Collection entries
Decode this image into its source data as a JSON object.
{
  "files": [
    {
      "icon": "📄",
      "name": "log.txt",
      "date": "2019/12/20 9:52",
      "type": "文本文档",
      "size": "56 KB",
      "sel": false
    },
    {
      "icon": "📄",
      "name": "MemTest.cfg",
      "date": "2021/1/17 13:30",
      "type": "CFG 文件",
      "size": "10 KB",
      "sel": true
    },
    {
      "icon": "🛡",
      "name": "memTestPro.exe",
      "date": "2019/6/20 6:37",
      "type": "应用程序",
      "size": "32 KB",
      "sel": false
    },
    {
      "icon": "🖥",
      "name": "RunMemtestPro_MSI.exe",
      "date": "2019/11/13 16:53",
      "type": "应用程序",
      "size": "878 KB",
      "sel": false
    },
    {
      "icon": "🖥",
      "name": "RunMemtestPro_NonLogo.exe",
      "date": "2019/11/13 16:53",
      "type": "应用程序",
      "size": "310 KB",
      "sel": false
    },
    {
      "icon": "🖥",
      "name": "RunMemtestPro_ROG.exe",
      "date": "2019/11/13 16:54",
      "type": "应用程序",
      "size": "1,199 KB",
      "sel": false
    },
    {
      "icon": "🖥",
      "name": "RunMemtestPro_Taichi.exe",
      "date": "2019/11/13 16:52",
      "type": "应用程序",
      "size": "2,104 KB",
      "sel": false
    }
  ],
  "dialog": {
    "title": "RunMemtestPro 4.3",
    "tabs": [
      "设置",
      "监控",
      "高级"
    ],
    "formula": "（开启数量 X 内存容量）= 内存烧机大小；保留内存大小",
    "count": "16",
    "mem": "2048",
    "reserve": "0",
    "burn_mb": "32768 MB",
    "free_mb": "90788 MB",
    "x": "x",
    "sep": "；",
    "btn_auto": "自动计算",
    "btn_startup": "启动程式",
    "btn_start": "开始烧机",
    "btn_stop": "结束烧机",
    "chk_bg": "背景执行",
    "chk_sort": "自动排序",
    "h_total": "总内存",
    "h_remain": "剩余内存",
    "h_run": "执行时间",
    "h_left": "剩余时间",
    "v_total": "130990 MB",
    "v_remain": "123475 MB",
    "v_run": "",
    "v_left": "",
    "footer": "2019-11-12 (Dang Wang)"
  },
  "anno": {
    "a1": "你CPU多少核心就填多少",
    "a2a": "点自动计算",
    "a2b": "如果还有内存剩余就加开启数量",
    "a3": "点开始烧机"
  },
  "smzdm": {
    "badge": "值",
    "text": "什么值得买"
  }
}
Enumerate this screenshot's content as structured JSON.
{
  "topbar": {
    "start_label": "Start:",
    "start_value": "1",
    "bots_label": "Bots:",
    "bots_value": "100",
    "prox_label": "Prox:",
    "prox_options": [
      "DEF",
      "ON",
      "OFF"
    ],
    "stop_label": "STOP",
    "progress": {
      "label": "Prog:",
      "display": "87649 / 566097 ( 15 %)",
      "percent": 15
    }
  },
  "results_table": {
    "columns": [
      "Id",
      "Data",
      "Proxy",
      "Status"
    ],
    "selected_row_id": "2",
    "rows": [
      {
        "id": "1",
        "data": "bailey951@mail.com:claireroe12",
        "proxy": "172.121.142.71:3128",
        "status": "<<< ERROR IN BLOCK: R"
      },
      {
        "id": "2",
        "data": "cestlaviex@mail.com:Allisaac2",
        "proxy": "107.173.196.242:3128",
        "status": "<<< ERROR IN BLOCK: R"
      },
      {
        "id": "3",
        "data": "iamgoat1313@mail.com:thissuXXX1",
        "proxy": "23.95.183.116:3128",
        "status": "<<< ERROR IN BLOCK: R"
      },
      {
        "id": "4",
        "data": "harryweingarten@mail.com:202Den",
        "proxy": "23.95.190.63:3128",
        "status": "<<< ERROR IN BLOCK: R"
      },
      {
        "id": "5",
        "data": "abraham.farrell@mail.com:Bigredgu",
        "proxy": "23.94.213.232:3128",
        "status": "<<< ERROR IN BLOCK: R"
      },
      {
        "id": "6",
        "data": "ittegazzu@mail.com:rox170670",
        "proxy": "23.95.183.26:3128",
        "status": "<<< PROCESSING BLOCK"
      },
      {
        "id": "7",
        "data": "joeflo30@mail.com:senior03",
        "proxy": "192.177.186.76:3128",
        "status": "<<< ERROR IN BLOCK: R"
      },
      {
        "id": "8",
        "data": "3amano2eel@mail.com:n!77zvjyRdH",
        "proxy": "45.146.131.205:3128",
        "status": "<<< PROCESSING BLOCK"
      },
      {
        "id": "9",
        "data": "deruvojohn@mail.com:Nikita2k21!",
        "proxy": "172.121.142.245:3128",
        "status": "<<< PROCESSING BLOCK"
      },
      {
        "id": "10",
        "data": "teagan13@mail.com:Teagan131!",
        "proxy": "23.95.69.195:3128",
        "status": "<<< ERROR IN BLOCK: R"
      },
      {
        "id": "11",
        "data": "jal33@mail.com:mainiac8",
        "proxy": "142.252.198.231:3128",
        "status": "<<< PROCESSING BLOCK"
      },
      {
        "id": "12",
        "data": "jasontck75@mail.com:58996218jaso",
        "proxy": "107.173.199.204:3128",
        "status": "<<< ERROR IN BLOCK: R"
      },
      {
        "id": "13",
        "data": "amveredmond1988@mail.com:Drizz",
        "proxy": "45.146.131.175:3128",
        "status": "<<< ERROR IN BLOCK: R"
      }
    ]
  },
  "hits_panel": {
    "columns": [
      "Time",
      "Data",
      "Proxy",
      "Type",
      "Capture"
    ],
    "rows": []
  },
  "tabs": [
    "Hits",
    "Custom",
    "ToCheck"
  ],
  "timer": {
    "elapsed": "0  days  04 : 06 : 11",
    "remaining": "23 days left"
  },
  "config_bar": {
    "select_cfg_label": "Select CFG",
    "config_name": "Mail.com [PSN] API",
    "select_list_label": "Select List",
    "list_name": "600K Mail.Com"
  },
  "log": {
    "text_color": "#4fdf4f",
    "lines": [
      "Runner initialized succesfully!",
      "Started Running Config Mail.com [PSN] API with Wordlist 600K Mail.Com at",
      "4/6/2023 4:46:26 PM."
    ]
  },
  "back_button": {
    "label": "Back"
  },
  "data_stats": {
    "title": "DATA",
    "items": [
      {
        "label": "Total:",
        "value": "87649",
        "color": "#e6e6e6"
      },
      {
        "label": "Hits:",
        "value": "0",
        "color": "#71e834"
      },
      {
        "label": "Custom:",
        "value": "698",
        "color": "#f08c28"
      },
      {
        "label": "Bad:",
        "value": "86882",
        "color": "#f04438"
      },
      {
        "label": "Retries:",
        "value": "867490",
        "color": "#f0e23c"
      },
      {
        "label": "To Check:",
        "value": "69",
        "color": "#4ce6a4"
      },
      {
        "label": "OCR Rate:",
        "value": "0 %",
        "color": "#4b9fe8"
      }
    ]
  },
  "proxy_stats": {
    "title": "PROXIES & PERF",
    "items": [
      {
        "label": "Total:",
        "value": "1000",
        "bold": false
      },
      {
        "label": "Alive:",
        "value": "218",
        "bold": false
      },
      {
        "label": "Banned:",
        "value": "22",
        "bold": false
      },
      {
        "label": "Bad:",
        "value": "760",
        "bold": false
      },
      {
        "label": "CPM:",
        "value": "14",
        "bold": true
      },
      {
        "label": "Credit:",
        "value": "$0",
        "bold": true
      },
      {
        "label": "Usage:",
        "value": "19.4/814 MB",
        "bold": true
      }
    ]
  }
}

EXERCISE BRIEF
Extract the full set of entries word for word.

EXERCISE OUTPUT
Decode this image into its source data as a JSON object.
{
  "files": [
    {
      "icon": "📄",
      "name": "log.txt",
      "date": "2019/12/20 9:52",
      "type": "文本文档",
      "size": "56 KB",
      "sel": false
    },
    {
      "icon": "📄",
      "name": "MemTest.cfg",
      "date": "2021/1/17 13:30",
      "type": "CFG 文件",
      "size": "10 KB",
      "sel": true
    },
    {
      "icon": "🛡",
      "name": "memTestPro.exe",
      "date": "2019/6/20 6:37",
      "type": "应用程序",
      "size": "32 KB",
      "sel": false
    },
    {
      "icon": "🖥",
      "name": "RunMemtestPro_MSI.exe",
      "date": "2019/11/13 16:53",
      "type": "应用程序",
      "size": "878 KB",
      "sel": false
    },
    {
      "icon": "🖥",
      "name": "RunMemtestPro_NonLogo.exe",
      "date": "2019/11/13 16:53",
      "type": "应用程序",
      "size": "310 KB",
      "sel": false
    },
    {
      "icon": "🖥",
      "name": "RunMemtestPro_ROG.exe",
      "date": "2019/11/13 16:54",
      "type": "应用程序",
      "size": "1,199 KB",
      "sel": false
    },
    {
      "icon": "🖥",
      "name": "RunMemtestPro_Taichi.exe",
      "date": "2019/11/13 16:52",
      "type": "应用程序",
      "size": "2,104 KB",
      "sel": false
    }
  ],
  "dialog": {
    "title": "RunMemtestPro 4.3",
    "tabs": [
      "设置",
      "监控",
      "高级"
    ],
    "formula": "（开启数量 X 内存容量）= 内存烧机大小；保留内存大小",
    "count": "16",
    "mem": "2048",
    "reserve": "0",
    "burn_mb": "32768 MB",
    "free_mb": "90788 MB",
    "x": "x",
    "sep": "；",
    "btn_auto": "自动计算",
    "btn_startup": "启动程式",
    "btn_start": "开始烧机",
    "btn_stop": "结束烧机",
    "chk_bg": "背景执行",
    "chk_sort": "自动排序",
    "h_total": "总内存",
    "h_remain": "剩余内存",
    "h_run": "执行时间",
    "h_left": "剩余时间",
    "v_total": "130990 MB",
    "v_remain": "123475 MB",
    "v_run": "",
    "v_left": "",
    "footer": "2019-11-12 (Dang Wang)"
  },
  "anno": {
    "a1": "你CPU多少核心就填多少",
    "a2a": "点自动计算",
    "a2b": "如果还有内存剩余就加开启数量",
    "a3": "点开始烧机"
  },
  "smzdm": {
    "badge": "值",
    "text": "什么值得买"
  }
}
Enumerate this screenshot's content as structured JSON.
{
  "topbar": {
    "start_label": "Start:",
    "start_value": "1",
    "bots_label": "Bots:",
    "bots_value": "100",
    "prox_label": "Prox:",
    "prox_options": [
      "DEF",
      "ON",
      "OFF"
    ],
    "stop_label": "STOP",
    "progress": {
      "label": "Prog:",
      "display": "87649 / 566097 ( 15 %)",
      "percent": 15
    }
  },
  "results_table": {
    "columns": [
      "Id",
      "Data",
      "Proxy",
      "Status"
    ],
    "selected_row_id": "2",
    "rows": [
      {
        "id": "1",
        "data": "bailey951@mail.com:claireroe12",
        "proxy": "172.121.142.71:3128",
        "status": "<<< ERROR IN BLOCK: R"
      },
      {
        "id": "2",
        "data": "cestlaviex@mail.com:Allisaac2",
        "proxy": "107.173.196.242:3128",
        "status": "<<< ERROR IN BLOCK: R"
      },
      {
        "id": "3",
        "data": "iamgoat1313@mail.com:thissuXXX1",
        "proxy": "23.95.183.116:3128",
        "status": "<<< ERROR IN BLOCK: R"
      },
      {
        "id": "4",
        "data": "harryweingarten@mail.com:202Den",
        "proxy": "23.95.190.63:3128",
        "status": "<<< ERROR IN BLOCK: R"
      },
      {
        "id": "5",
        "data": "abraham.farrell@mail.com:Bigredgu",
        "proxy": "23.94.213.232:3128",
        "status": "<<< ERROR IN BLOCK: R"
      },
      {
        "id": "6",
        "data": "ittegazzu@mail.com:rox170670",
        "proxy": "23.95.183.26:3128",
        "status": "<<< PROCESSING BLOCK"
      },
      {
        "id": "7",
        "data": "joeflo30@mail.com:senior03",
        "proxy": "192.177.186.76:3128",
        "status": "<<< ERROR IN BLOCK: R"
      },
      {
        "id": "8",
        "data": "3amano2eel@mail.com:n!77zvjyRdH",
        "proxy": "45.146.131.205:3128",
        "status": "<<< PROCESSING BLOCK"
      },
      {
        "id": "9",
        "data": "deruvojohn@mail.com:Nikita2k21!",
        "proxy": "172.121.142.245:3128",
        "status": "<<< PROCESSING BLOCK"
      },
      {
        "id": "10",
        "data": "teagan13@mail.com:Teagan131!",
        "proxy": "23.95.69.195:3128",
        "status": "<<< ERROR IN BLOCK: R"
      },
      {
        "id": "11",
        "data": "jal33@mail.com:mainiac8",
        "proxy": "142.252.198.231:3128",
        "status": "<<< PROCESSING BLOCK"
      },
      {
        "id": "12",
        "data": "jasontck75@mail.com:58996218jaso",
        "proxy": "107.173.199.204:3128",
        "status": "<<< ERROR IN BLOCK: R"
      },
      {
        "id": "13",
        "data": "amveredmond1988@mail.com:Drizz",
        "proxy": "45.146.131.175:3128",
        "status": "<<< ERROR IN BLOCK: R"
      }
    ]
  },
  "hits_panel": {
    "columns": [
      "Time",
      "Data",
      "Proxy",
      "Type",
      "Capture"
    ],
    "rows": []
  },
  "tabs": [
    "Hits",
    "Custom",
    "ToCheck"
  ],
  "timer": {
    "elapsed": "0  days  04 : 06 : 11",
    "remaining": "23 days left"
  },
  "config_bar": {
    "select_cfg_label": "Select CFG",
    "config_name": "Mail.com [PSN] API",
    "select_list_label": "Select List",
    "list_name": "600K Mail.Com"
  },
  "log": {
    "text_color": "#4fdf4f",
    "lines": [
      "Runner initialized succesfully!",
      "Started Running Config Mail.com [PSN] API with Wordlist 600K Mail.Com at",
      "4/6/2023 4:46:26 PM."
    ]
  },
  "back_button": {
    "label": "Back"
  },
  "data_stats": {
    "title": "DATA",
    "items": [
      {
        "label": "Total:",
        "value": "87649",
        "color": "#e6e6e6"
      },
      {
        "label": "Hits:",
        "value": "0",
        "color": "#71e834"
      },
      {
        "label": "Custom:",
        "value": "698",
        "color": "#f08c28"
      },
      {
        "label": "Bad:",
        "value": "86882",
        "color": "#f04438"
      },
      {
        "label": "Retries:",
        "value": "867490",
        "color": "#f0e23c"
      },
      {
        "label": "To Check:",
        "value": "69",
        "color": "#4ce6a4"
      },
      {
        "label": "OCR Rate:",
        "value": "0 %",
        "color": "#4b9fe8"
      }
    ]
  },
  "proxy_stats": {
    "title": "PROXIES & PERF",
    "items": [
      {
        "label": "Total:",
        "value": "1000",
        "bold": false
      },
      {
        "label": "Alive:",
        "value": "218",
        "bold": false
      },
      {
        "label": "Banned:",
        "value": "22",
        "bold": false
      },
      {
        "label": "Bad:",
        "value": "760",
        "bold": false
      },
      {
        "label": "CPM:",
        "value": "14",
        "bold": true
      },
      {
        "label": "Credit:",
        "value": "$0",
        "bold": true
      },
      {
        "label": "Usage:",
        "value": "19.4/814 MB",
        "bold": true
      }
    ]
  }
}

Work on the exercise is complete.